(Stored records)
>> Start

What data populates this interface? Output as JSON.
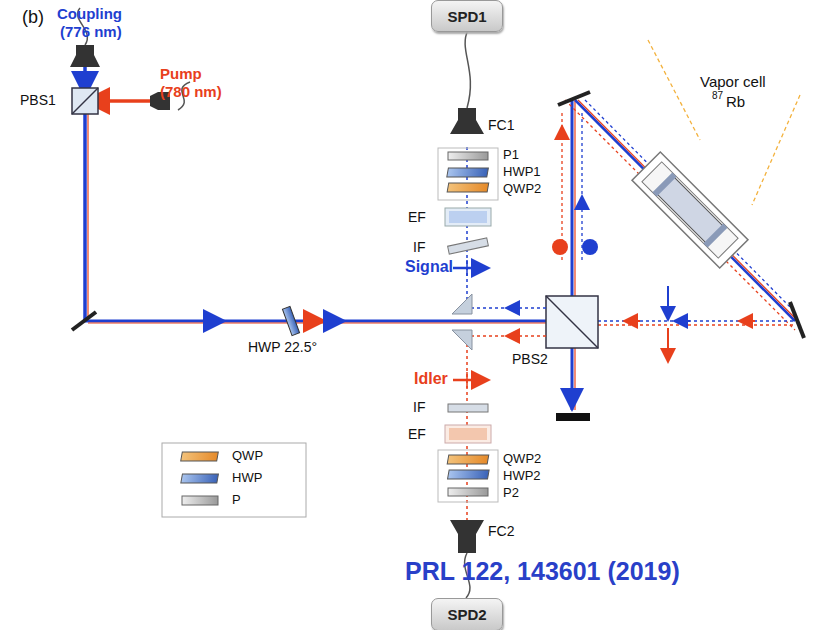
{
  "diagram": {
    "nodes": [
      {
        "text": [
          "SPD1"
        ]
      },
      {
        "text": [
          "SPD2"
        ]
      }
    ],
    "labels": [
      "(b)",
      "Coupling",
      "(776 nm)",
      "Pump",
      "(780 nm)",
      "PBS1",
      "FC1",
      "P1",
      "HWP1",
      "QWP2",
      "EF",
      "IF",
      "Signal",
      "Vapor cell",
      "87",
      "Rb",
      "HWP 22.5°",
      "PBS2",
      "Idler",
      "IF",
      "EF",
      "QWP2",
      "HWP2",
      "P2",
      "FC2",
      "PRL 122, 143601 (2019)"
    ],
    "legend": [
      {
        "text": "QWP"
      },
      {
        "text": "HWP"
      },
      {
        "text": "P"
      }
    ]
  }
}
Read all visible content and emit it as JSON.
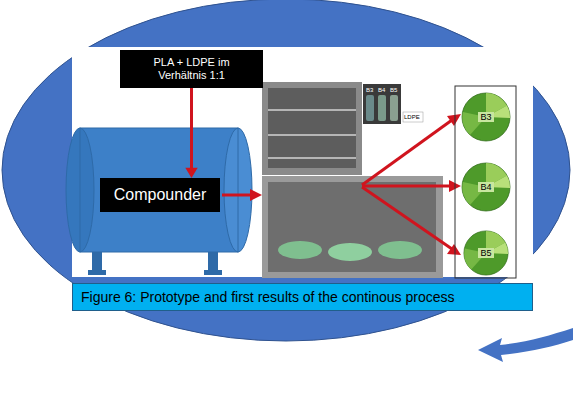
{
  "diagram": {
    "caption": "Figure 6: Prototype and first results of the continous process",
    "nodes": [
      {
        "text": [
          "PLA + LDPE im Verhältnis 1:1"
        ]
      },
      {
        "text": [
          "Compounder"
        ]
      },
      {
        "text": [
          "B3"
        ]
      },
      {
        "text": [
          "B4"
        ]
      },
      {
        "text": [
          "B5"
        ]
      }
    ],
    "edges": [
      {
        "from": 0,
        "to": 1,
        "arrow": "to"
      }
    ],
    "labels": [
      "B3",
      "B4",
      "B5",
      "LDPE"
    ]
  }
}
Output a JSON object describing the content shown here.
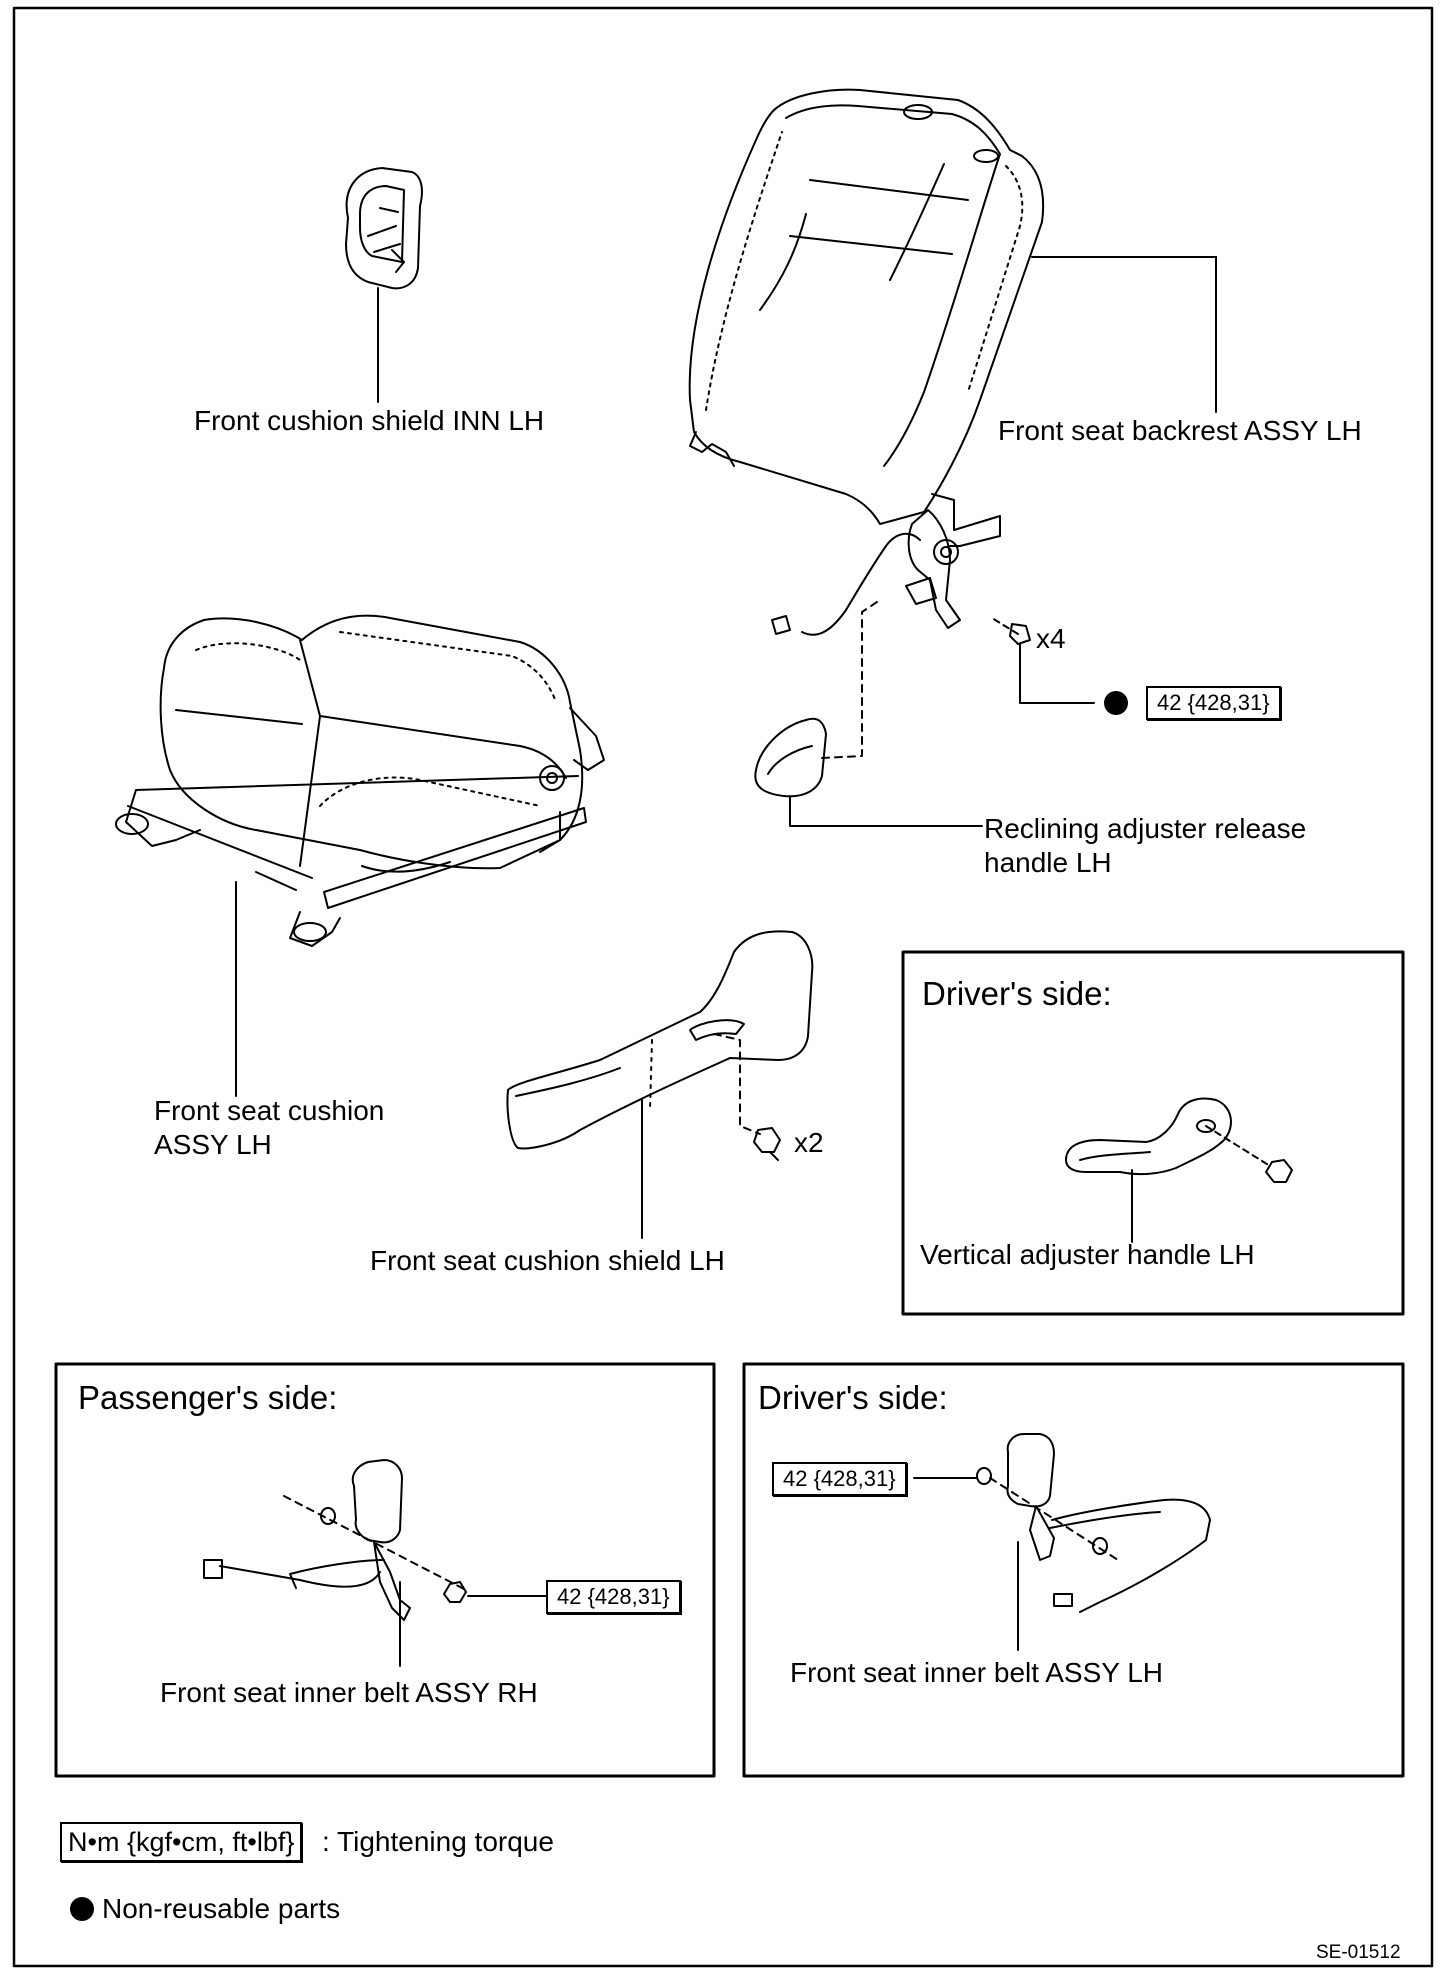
{
  "labels": {
    "cushion_shield_inn": "Front cushion shield INN LH",
    "backrest_assy": "Front seat backrest ASSY LH",
    "backrest_bolt_count": "x4",
    "backrest_torque": "42 {428,31}",
    "release_handle": "Reclining adjuster release\nhandle LH",
    "seat_cushion_assy": "Front seat cushion\nASSY LH",
    "cushion_shield_screw_count": "x2",
    "cushion_shield": "Front seat cushion shield LH"
  },
  "driver_vertical_panel": {
    "heading": "Driver's side:",
    "part": "Vertical adjuster handle LH"
  },
  "passenger_belt_panel": {
    "heading": "Passenger's side:",
    "part": "Front seat inner belt ASSY RH",
    "torque": "42 {428,31}"
  },
  "driver_belt_panel": {
    "heading": "Driver's side:",
    "part": "Front seat inner belt ASSY LH",
    "torque": "42 {428,31}"
  },
  "legend": {
    "torque_unit": "N•m {kgf•cm, ft•lbf}",
    "torque_text": ": Tightening torque",
    "nonreusable_text": "Non-reusable parts"
  },
  "figure_code": "SE-01512"
}
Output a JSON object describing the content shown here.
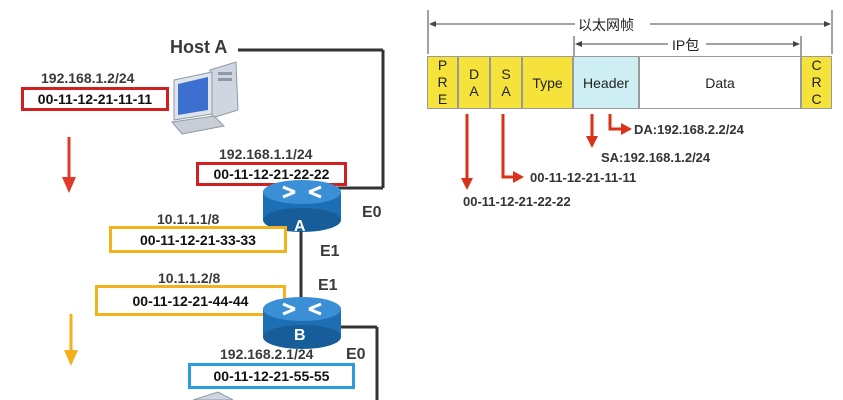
{
  "colors": {
    "mac_red": "#d21f1f",
    "mac_orange": "#f3b21c",
    "mac_blue": "#2a9de0",
    "frame_yellow": "#f5e23a",
    "frame_cyan": "#cdeff3",
    "router_blue": "#1d6fb5",
    "arrow_red": "#d8321a"
  },
  "left": {
    "host_a": {
      "title": "Host A",
      "ip": "192.168.1.2/24",
      "mac": "00-11-12-21-11-11"
    },
    "router_a": {
      "label": "A",
      "iface_e0": "E0",
      "iface_e1": "E1",
      "e0_ip": "192.168.1.1/24",
      "e0_mac": "00-11-12-21-22-22",
      "e1_ip": "10.1.1.1/8",
      "e1_mac": "00-11-12-21-33-33"
    },
    "router_b": {
      "label": "B",
      "iface_e1": "E1",
      "iface_e0": "E0",
      "e1_ip": "10.1.1.2/8",
      "e1_mac": "00-11-12-21-44-44",
      "e0_ip": "192.168.2.1/24",
      "e0_mac": "00-11-12-21-55-55"
    },
    "icons": [
      "computer-icon",
      "router-icon",
      "down-arrow-icon"
    ]
  },
  "frame": {
    "title": "以太网帧",
    "ip_title": "IP包",
    "fields": {
      "pre": [
        "P",
        "R",
        "E"
      ],
      "da": [
        "D",
        "A"
      ],
      "sa": [
        "S",
        "A"
      ],
      "type": "Type",
      "header": "Header",
      "data": "Data",
      "crc": [
        "C",
        "R",
        "C"
      ]
    },
    "annotations": {
      "da_mac": "00-11-12-21-22-22",
      "sa_mac": "00-11-12-21-11-11",
      "sa_ip": "SA:192.168.1.2/24",
      "da_ip": "DA:192.168.2.2/24"
    }
  }
}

>> End

■ STATED TASK: Extract every line above that contains the word "adjuster".

■ FULL RESPONSE:
    "release_handle": "Reclining adjuster release\nhandle LH",
    "part": "Vertical adjuster handle LH"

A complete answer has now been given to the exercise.